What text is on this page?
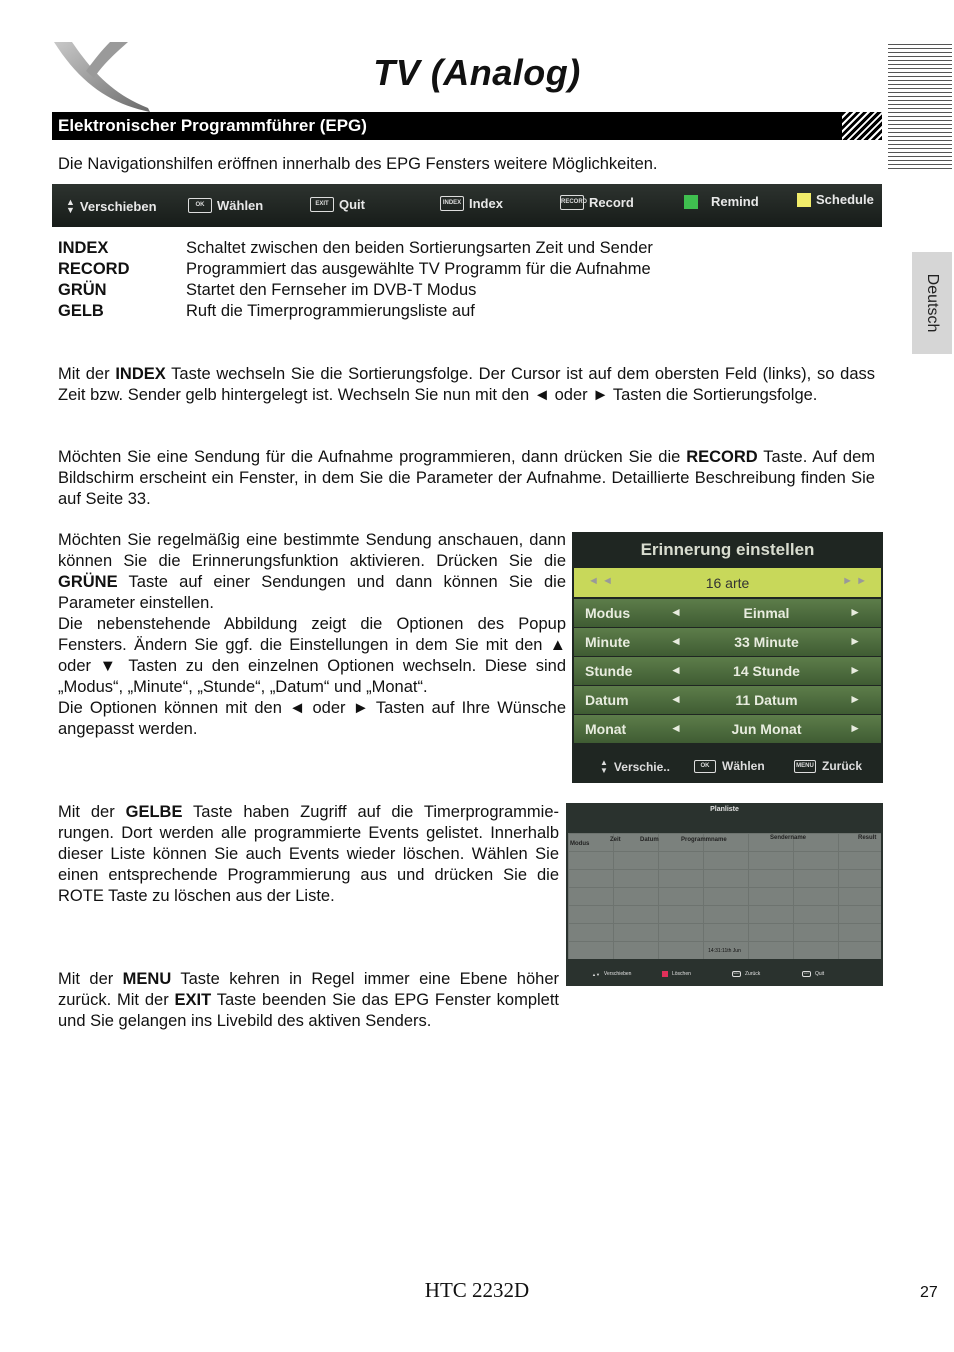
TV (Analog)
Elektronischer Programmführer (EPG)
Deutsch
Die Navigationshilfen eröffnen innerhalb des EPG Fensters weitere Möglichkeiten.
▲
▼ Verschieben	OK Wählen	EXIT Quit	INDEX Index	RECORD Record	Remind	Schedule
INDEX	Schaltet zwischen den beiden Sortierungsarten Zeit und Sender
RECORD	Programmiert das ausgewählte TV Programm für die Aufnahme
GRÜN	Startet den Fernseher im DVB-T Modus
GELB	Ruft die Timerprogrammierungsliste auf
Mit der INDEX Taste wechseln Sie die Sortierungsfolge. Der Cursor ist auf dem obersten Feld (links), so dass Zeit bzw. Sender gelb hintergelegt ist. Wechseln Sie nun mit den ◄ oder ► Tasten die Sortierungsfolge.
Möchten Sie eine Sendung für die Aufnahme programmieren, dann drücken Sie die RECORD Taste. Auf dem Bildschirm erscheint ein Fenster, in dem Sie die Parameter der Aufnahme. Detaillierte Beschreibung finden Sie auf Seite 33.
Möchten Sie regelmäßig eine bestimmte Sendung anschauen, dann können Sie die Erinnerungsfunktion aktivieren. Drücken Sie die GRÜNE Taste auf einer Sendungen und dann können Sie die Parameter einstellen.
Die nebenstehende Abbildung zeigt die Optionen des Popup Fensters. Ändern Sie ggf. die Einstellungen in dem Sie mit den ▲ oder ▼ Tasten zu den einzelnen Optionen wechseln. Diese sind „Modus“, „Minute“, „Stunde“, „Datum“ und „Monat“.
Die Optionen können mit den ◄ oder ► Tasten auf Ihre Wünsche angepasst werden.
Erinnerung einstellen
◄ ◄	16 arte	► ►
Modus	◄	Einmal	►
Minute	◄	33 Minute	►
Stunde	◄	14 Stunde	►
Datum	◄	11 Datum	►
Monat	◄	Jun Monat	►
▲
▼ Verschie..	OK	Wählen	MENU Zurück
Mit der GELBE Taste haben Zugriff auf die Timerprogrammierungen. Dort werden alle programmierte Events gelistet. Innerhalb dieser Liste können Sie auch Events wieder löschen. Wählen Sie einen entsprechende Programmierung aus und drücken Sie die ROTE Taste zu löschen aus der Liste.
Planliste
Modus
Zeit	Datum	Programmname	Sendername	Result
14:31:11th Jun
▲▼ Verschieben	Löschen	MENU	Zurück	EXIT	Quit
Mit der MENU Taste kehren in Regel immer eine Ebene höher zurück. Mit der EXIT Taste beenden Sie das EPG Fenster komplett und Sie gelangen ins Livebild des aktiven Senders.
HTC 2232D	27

--

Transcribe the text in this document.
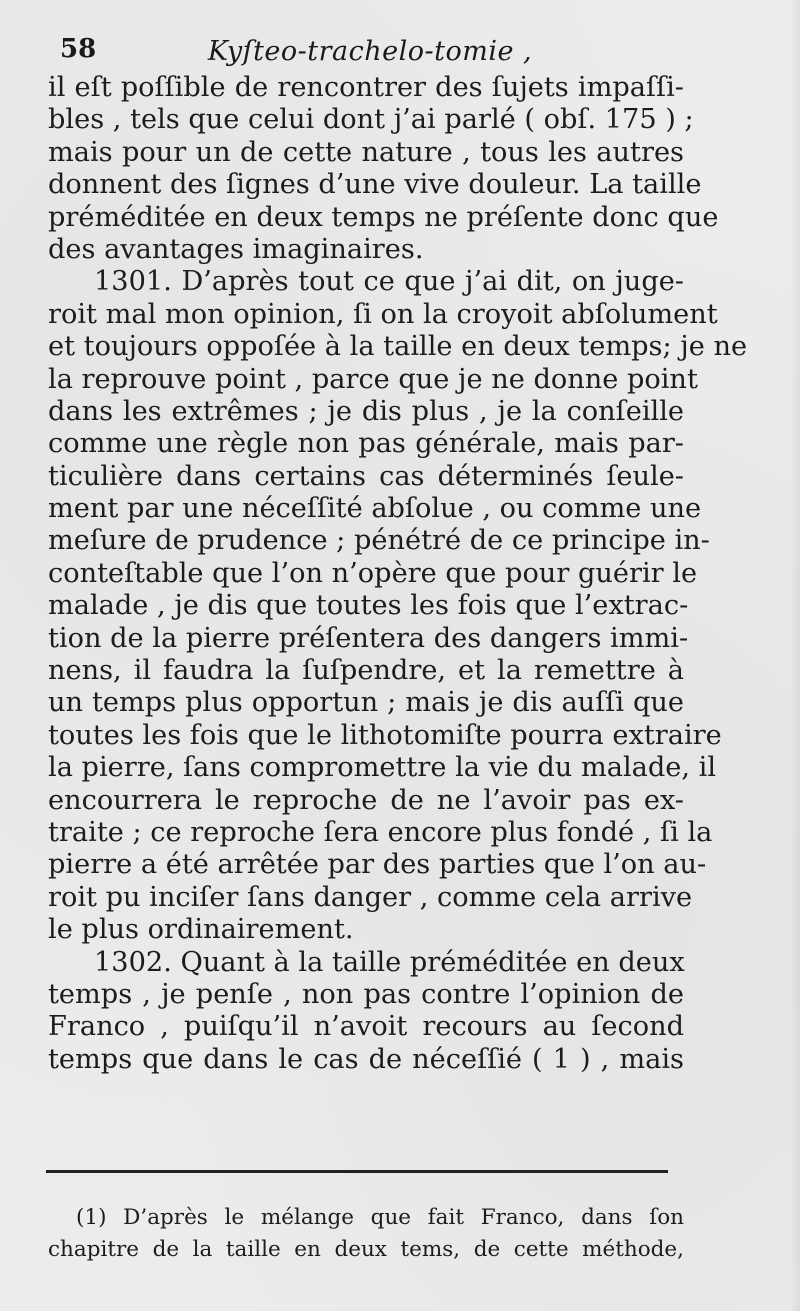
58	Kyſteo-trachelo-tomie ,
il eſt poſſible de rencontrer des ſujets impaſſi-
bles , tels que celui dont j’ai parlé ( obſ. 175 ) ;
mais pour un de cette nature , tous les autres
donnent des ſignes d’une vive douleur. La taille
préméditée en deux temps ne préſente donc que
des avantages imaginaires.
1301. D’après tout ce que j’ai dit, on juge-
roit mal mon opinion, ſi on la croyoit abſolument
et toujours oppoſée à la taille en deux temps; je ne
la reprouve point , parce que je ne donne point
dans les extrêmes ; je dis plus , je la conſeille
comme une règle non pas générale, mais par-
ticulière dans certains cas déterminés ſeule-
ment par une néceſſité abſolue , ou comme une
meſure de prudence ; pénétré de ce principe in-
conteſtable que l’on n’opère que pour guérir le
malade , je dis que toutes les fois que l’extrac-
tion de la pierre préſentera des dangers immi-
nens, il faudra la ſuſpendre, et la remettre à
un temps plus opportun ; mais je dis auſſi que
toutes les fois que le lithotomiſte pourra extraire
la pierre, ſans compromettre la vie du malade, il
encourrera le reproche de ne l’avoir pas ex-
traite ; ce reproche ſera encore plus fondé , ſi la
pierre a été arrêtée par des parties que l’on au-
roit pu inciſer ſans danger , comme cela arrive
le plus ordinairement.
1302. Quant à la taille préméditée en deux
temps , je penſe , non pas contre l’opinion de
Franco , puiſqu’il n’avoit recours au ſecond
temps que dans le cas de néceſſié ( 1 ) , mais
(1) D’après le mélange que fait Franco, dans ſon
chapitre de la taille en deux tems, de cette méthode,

---

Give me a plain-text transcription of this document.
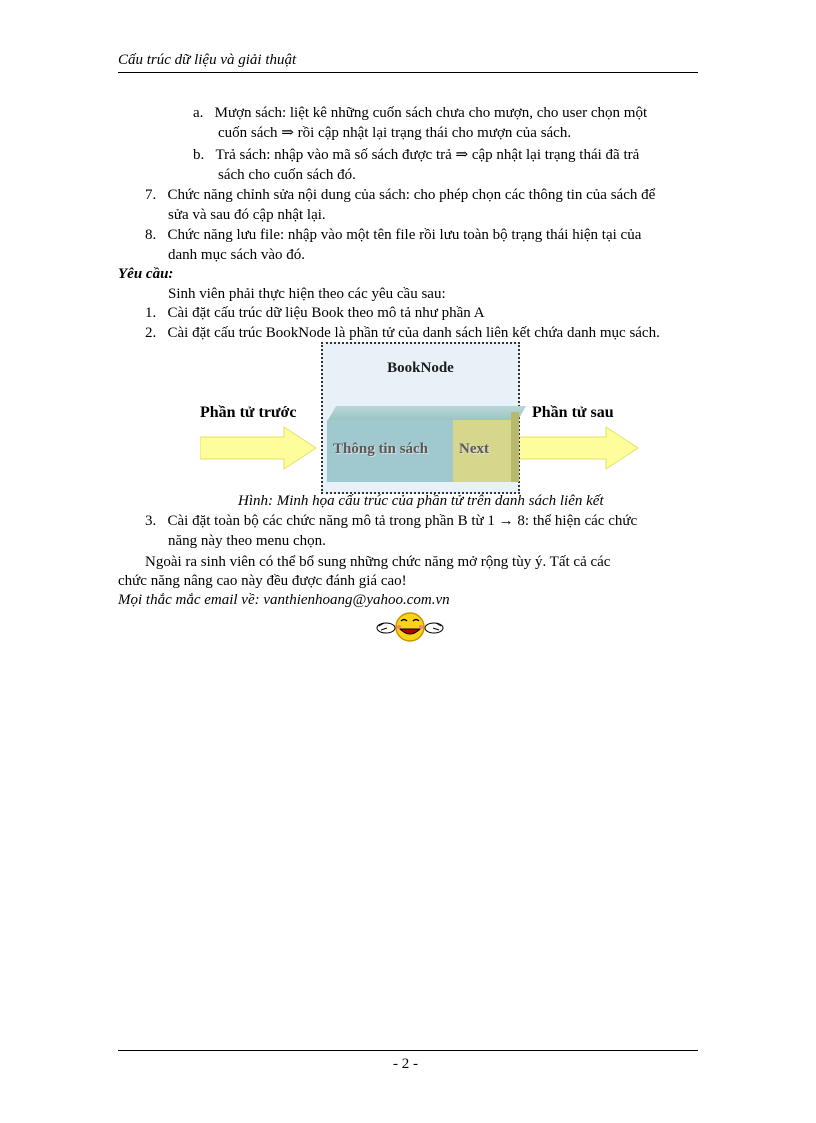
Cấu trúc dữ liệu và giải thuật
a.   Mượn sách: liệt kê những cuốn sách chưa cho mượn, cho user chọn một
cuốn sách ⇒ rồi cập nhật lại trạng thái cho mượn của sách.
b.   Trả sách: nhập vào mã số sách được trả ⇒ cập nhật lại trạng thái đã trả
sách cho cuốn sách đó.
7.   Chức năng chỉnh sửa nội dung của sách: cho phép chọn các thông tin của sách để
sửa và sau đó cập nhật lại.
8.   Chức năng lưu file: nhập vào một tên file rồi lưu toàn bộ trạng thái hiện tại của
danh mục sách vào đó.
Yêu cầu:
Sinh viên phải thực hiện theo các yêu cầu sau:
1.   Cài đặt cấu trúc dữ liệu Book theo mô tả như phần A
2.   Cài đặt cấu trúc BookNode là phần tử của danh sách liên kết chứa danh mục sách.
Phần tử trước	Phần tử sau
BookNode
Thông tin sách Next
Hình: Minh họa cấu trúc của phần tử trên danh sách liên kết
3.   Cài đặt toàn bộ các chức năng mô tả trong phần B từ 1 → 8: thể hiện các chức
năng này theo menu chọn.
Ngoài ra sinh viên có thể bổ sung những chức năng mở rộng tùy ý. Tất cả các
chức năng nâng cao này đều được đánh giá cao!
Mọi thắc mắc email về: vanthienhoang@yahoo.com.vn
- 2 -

(TASK TO CARRY OUT) Search the data above for the string "những" and return every line that has it.

(OUTPUT OF THE EXERCISE)
a.   Mượn sách: liệt kê những cuốn sách chưa cho mượn, cho user chọn một
Ngoài ra sinh viên có thể bổ sung những chức năng mở rộng tùy ý. Tất cả các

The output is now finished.